** start Data section **
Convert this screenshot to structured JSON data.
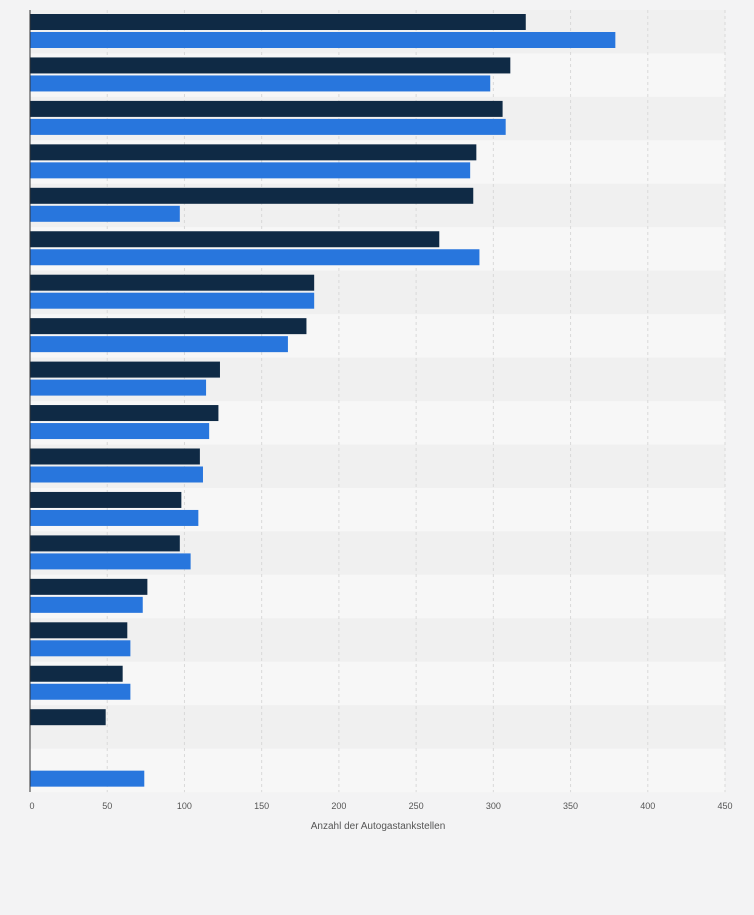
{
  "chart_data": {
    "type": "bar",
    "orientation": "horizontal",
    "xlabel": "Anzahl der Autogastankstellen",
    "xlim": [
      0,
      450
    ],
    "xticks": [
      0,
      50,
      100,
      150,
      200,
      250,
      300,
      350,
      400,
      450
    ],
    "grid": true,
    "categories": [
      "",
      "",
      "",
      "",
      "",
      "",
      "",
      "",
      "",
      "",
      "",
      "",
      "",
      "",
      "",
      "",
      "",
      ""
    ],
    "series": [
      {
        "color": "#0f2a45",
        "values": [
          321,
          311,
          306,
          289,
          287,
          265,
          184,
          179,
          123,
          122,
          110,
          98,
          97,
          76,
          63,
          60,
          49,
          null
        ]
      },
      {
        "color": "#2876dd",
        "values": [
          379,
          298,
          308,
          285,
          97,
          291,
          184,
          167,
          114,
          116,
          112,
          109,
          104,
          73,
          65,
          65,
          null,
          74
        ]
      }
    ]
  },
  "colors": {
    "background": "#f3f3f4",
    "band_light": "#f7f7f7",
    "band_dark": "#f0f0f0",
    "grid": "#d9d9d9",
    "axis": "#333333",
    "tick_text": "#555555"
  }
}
** end Data section **
Make an exact copy of the data above, pictures excluded.

Convert this screenshot to structured JSON data.
{
  "chart_data": {
    "type": "bar",
    "orientation": "horizontal",
    "xlabel": "Anzahl der Autogastankstellen",
    "xlim": [
      0,
      450
    ],
    "xticks": [
      0,
      50,
      100,
      150,
      200,
      250,
      300,
      350,
      400,
      450
    ],
    "grid": true,
    "categories": [
      "",
      "",
      "",
      "",
      "",
      "",
      "",
      "",
      "",
      "",
      "",
      "",
      "",
      "",
      "",
      "",
      "",
      ""
    ],
    "series": [
      {
        "color": "#0f2a45",
        "values": [
          321,
          311,
          306,
          289,
          287,
          265,
          184,
          179,
          123,
          122,
          110,
          98,
          97,
          76,
          63,
          60,
          49,
          null
        ]
      },
      {
        "color": "#2876dd",
        "values": [
          379,
          298,
          308,
          285,
          97,
          291,
          184,
          167,
          114,
          116,
          112,
          109,
          104,
          73,
          65,
          65,
          null,
          74
        ]
      }
    ]
  },
  "colors": {
    "background": "#f3f3f4",
    "band_light": "#f7f7f7",
    "band_dark": "#f0f0f0",
    "grid": "#d9d9d9",
    "axis": "#333333",
    "tick_text": "#555555"
  }
}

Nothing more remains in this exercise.